[BEGIN Input for this task]
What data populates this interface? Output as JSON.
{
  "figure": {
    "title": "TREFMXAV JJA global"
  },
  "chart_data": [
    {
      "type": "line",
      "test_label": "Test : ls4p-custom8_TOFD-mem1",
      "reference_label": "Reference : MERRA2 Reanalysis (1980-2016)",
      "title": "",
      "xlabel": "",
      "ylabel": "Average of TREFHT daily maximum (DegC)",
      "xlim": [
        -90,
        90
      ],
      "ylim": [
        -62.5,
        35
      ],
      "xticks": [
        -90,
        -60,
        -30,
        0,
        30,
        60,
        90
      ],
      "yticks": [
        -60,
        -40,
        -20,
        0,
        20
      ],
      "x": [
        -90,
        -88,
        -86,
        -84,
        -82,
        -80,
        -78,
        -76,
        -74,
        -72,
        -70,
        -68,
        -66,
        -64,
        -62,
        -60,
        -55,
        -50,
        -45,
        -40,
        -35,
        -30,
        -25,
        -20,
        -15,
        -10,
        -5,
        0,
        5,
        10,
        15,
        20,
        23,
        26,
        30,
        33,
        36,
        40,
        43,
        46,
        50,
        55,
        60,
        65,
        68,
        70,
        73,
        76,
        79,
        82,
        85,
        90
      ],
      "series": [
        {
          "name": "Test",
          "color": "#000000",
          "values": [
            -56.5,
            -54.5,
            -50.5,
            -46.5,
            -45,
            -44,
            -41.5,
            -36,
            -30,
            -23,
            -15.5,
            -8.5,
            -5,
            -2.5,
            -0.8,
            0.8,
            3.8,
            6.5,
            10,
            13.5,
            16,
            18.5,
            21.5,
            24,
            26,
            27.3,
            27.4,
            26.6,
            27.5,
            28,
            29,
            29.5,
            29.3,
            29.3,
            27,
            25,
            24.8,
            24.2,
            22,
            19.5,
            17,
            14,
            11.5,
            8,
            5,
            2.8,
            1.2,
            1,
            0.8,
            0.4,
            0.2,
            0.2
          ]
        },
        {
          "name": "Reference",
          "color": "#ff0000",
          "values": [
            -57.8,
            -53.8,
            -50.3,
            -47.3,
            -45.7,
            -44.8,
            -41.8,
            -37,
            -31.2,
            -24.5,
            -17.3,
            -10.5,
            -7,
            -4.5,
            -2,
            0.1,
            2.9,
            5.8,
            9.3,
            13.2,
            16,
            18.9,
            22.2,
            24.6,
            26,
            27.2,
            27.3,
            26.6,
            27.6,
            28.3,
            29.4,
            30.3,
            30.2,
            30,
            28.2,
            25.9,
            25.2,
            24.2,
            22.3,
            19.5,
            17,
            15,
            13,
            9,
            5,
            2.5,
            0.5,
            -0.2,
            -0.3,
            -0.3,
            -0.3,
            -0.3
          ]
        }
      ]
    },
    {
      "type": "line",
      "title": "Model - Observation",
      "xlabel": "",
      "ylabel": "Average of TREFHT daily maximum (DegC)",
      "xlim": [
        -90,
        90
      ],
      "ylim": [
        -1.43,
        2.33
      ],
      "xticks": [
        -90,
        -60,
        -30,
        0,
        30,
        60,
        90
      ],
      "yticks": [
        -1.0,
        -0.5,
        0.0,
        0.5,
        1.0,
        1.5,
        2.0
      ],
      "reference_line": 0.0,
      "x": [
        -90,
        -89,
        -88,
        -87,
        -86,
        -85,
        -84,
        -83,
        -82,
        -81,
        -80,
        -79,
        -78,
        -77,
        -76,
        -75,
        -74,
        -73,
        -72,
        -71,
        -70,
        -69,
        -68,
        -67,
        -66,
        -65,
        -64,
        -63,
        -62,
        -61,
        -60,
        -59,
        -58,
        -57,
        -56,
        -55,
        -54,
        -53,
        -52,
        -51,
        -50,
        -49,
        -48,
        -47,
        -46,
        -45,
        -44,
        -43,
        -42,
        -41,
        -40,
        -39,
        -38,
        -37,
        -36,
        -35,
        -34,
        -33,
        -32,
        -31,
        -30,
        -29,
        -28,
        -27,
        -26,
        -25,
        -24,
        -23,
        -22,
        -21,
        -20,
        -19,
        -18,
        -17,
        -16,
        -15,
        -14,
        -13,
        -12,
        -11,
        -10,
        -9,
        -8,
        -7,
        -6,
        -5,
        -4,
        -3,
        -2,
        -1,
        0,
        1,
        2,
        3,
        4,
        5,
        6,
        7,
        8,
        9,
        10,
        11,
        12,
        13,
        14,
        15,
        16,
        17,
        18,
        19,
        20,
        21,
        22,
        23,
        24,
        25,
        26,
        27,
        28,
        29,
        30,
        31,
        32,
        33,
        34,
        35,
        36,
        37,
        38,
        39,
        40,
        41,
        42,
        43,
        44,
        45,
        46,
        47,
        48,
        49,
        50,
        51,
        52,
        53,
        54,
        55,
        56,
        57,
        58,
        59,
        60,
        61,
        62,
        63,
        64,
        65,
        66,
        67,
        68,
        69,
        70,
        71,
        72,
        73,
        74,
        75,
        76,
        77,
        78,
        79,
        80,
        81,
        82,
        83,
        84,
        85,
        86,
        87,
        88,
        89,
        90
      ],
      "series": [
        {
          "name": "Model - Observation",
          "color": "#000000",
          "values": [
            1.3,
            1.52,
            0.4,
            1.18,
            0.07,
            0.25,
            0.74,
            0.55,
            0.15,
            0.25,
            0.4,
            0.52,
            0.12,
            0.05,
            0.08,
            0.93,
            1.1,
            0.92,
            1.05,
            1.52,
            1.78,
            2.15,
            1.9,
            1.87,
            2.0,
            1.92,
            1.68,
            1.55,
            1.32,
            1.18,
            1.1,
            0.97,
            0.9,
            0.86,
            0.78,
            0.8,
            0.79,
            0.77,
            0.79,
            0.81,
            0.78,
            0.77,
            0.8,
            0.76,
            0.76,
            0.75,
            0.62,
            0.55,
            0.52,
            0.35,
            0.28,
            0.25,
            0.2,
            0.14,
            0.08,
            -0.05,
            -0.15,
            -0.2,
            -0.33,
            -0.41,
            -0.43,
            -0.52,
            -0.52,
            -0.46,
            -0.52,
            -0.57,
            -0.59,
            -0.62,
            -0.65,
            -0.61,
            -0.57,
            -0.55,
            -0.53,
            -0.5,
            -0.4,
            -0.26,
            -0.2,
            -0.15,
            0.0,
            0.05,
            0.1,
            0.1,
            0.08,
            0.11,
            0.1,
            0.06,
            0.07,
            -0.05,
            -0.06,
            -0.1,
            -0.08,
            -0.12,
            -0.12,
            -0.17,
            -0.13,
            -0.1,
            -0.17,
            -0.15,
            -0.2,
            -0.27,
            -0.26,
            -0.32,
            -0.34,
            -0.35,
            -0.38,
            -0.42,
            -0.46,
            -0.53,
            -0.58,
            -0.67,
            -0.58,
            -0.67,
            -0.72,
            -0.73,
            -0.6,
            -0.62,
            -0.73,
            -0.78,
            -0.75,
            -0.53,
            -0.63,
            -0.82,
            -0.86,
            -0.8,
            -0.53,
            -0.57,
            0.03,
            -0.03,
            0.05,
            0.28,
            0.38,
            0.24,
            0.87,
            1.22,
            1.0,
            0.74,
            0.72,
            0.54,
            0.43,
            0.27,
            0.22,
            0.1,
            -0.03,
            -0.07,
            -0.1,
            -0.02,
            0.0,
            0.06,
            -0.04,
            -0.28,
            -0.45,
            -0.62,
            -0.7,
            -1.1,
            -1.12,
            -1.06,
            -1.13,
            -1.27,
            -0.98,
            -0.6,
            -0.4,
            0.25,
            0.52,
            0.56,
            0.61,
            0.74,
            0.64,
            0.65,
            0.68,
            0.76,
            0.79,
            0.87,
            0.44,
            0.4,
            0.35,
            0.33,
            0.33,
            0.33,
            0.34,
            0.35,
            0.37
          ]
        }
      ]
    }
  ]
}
[END Input for this task]
▶ _Given problem_: Transcribe all of the entries without altering anything.

▶ _Exercise solution_:
What data populates this interface? Output as JSON.
{
  "figure": {
    "title": "TREFMXAV JJA global"
  },
  "chart_data": [
    {
      "type": "line",
      "test_label": "Test : ls4p-custom8_TOFD-mem1",
      "reference_label": "Reference : MERRA2 Reanalysis (1980-2016)",
      "title": "",
      "xlabel": "",
      "ylabel": "Average of TREFHT daily maximum (DegC)",
      "xlim": [
        -90,
        90
      ],
      "ylim": [
        -62.5,
        35
      ],
      "xticks": [
        -90,
        -60,
        -30,
        0,
        30,
        60,
        90
      ],
      "yticks": [
        -60,
        -40,
        -20,
        0,
        20
      ],
      "x": [
        -90,
        -88,
        -86,
        -84,
        -82,
        -80,
        -78,
        -76,
        -74,
        -72,
        -70,
        -68,
        -66,
        -64,
        -62,
        -60,
        -55,
        -50,
        -45,
        -40,
        -35,
        -30,
        -25,
        -20,
        -15,
        -10,
        -5,
        0,
        5,
        10,
        15,
        20,
        23,
        26,
        30,
        33,
        36,
        40,
        43,
        46,
        50,
        55,
        60,
        65,
        68,
        70,
        73,
        76,
        79,
        82,
        85,
        90
      ],
      "series": [
        {
          "name": "Test",
          "color": "#000000",
          "values": [
            -56.5,
            -54.5,
            -50.5,
            -46.5,
            -45,
            -44,
            -41.5,
            -36,
            -30,
            -23,
            -15.5,
            -8.5,
            -5,
            -2.5,
            -0.8,
            0.8,
            3.8,
            6.5,
            10,
            13.5,
            16,
            18.5,
            21.5,
            24,
            26,
            27.3,
            27.4,
            26.6,
            27.5,
            28,
            29,
            29.5,
            29.3,
            29.3,
            27,
            25,
            24.8,
            24.2,
            22,
            19.5,
            17,
            14,
            11.5,
            8,
            5,
            2.8,
            1.2,
            1,
            0.8,
            0.4,
            0.2,
            0.2
          ]
        },
        {
          "name": "Reference",
          "color": "#ff0000",
          "values": [
            -57.8,
            -53.8,
            -50.3,
            -47.3,
            -45.7,
            -44.8,
            -41.8,
            -37,
            -31.2,
            -24.5,
            -17.3,
            -10.5,
            -7,
            -4.5,
            -2,
            0.1,
            2.9,
            5.8,
            9.3,
            13.2,
            16,
            18.9,
            22.2,
            24.6,
            26,
            27.2,
            27.3,
            26.6,
            27.6,
            28.3,
            29.4,
            30.3,
            30.2,
            30,
            28.2,
            25.9,
            25.2,
            24.2,
            22.3,
            19.5,
            17,
            15,
            13,
            9,
            5,
            2.5,
            0.5,
            -0.2,
            -0.3,
            -0.3,
            -0.3,
            -0.3
          ]
        }
      ]
    },
    {
      "type": "line",
      "title": "Model - Observation",
      "xlabel": "",
      "ylabel": "Average of TREFHT daily maximum (DegC)",
      "xlim": [
        -90,
        90
      ],
      "ylim": [
        -1.43,
        2.33
      ],
      "xticks": [
        -90,
        -60,
        -30,
        0,
        30,
        60,
        90
      ],
      "yticks": [
        -1.0,
        -0.5,
        0.0,
        0.5,
        1.0,
        1.5,
        2.0
      ],
      "reference_line": 0.0,
      "x": [
        -90,
        -89,
        -88,
        -87,
        -86,
        -85,
        -84,
        -83,
        -82,
        -81,
        -80,
        -79,
        -78,
        -77,
        -76,
        -75,
        -74,
        -73,
        -72,
        -71,
        -70,
        -69,
        -68,
        -67,
        -66,
        -65,
        -64,
        -63,
        -62,
        -61,
        -60,
        -59,
        -58,
        -57,
        -56,
        -55,
        -54,
        -53,
        -52,
        -51,
        -50,
        -49,
        -48,
        -47,
        -46,
        -45,
        -44,
        -43,
        -42,
        -41,
        -40,
        -39,
        -38,
        -37,
        -36,
        -35,
        -34,
        -33,
        -32,
        -31,
        -30,
        -29,
        -28,
        -27,
        -26,
        -25,
        -24,
        -23,
        -22,
        -21,
        -20,
        -19,
        -18,
        -17,
        -16,
        -15,
        -14,
        -13,
        -12,
        -11,
        -10,
        -9,
        -8,
        -7,
        -6,
        -5,
        -4,
        -3,
        -2,
        -1,
        0,
        1,
        2,
        3,
        4,
        5,
        6,
        7,
        8,
        9,
        10,
        11,
        12,
        13,
        14,
        15,
        16,
        17,
        18,
        19,
        20,
        21,
        22,
        23,
        24,
        25,
        26,
        27,
        28,
        29,
        30,
        31,
        32,
        33,
        34,
        35,
        36,
        37,
        38,
        39,
        40,
        41,
        42,
        43,
        44,
        45,
        46,
        47,
        48,
        49,
        50,
        51,
        52,
        53,
        54,
        55,
        56,
        57,
        58,
        59,
        60,
        61,
        62,
        63,
        64,
        65,
        66,
        67,
        68,
        69,
        70,
        71,
        72,
        73,
        74,
        75,
        76,
        77,
        78,
        79,
        80,
        81,
        82,
        83,
        84,
        85,
        86,
        87,
        88,
        89,
        90
      ],
      "series": [
        {
          "name": "Model - Observation",
          "color": "#000000",
          "values": [
            1.3,
            1.52,
            0.4,
            1.18,
            0.07,
            0.25,
            0.74,
            0.55,
            0.15,
            0.25,
            0.4,
            0.52,
            0.12,
            0.05,
            0.08,
            0.93,
            1.1,
            0.92,
            1.05,
            1.52,
            1.78,
            2.15,
            1.9,
            1.87,
            2.0,
            1.92,
            1.68,
            1.55,
            1.32,
            1.18,
            1.1,
            0.97,
            0.9,
            0.86,
            0.78,
            0.8,
            0.79,
            0.77,
            0.79,
            0.81,
            0.78,
            0.77,
            0.8,
            0.76,
            0.76,
            0.75,
            0.62,
            0.55,
            0.52,
            0.35,
            0.28,
            0.25,
            0.2,
            0.14,
            0.08,
            -0.05,
            -0.15,
            -0.2,
            -0.33,
            -0.41,
            -0.43,
            -0.52,
            -0.52,
            -0.46,
            -0.52,
            -0.57,
            -0.59,
            -0.62,
            -0.65,
            -0.61,
            -0.57,
            -0.55,
            -0.53,
            -0.5,
            -0.4,
            -0.26,
            -0.2,
            -0.15,
            0.0,
            0.05,
            0.1,
            0.1,
            0.08,
            0.11,
            0.1,
            0.06,
            0.07,
            -0.05,
            -0.06,
            -0.1,
            -0.08,
            -0.12,
            -0.12,
            -0.17,
            -0.13,
            -0.1,
            -0.17,
            -0.15,
            -0.2,
            -0.27,
            -0.26,
            -0.32,
            -0.34,
            -0.35,
            -0.38,
            -0.42,
            -0.46,
            -0.53,
            -0.58,
            -0.67,
            -0.58,
            -0.67,
            -0.72,
            -0.73,
            -0.6,
            -0.62,
            -0.73,
            -0.78,
            -0.75,
            -0.53,
            -0.63,
            -0.82,
            -0.86,
            -0.8,
            -0.53,
            -0.57,
            0.03,
            -0.03,
            0.05,
            0.28,
            0.38,
            0.24,
            0.87,
            1.22,
            1.0,
            0.74,
            0.72,
            0.54,
            0.43,
            0.27,
            0.22,
            0.1,
            -0.03,
            -0.07,
            -0.1,
            -0.02,
            0.0,
            0.06,
            -0.04,
            -0.28,
            -0.45,
            -0.62,
            -0.7,
            -1.1,
            -1.12,
            -1.06,
            -1.13,
            -1.27,
            -0.98,
            -0.6,
            -0.4,
            0.25,
            0.52,
            0.56,
            0.61,
            0.74,
            0.64,
            0.65,
            0.68,
            0.76,
            0.79,
            0.87,
            0.44,
            0.4,
            0.35,
            0.33,
            0.33,
            0.33,
            0.34,
            0.35,
            0.37
          ]
        }
      ]
    }
  ]
}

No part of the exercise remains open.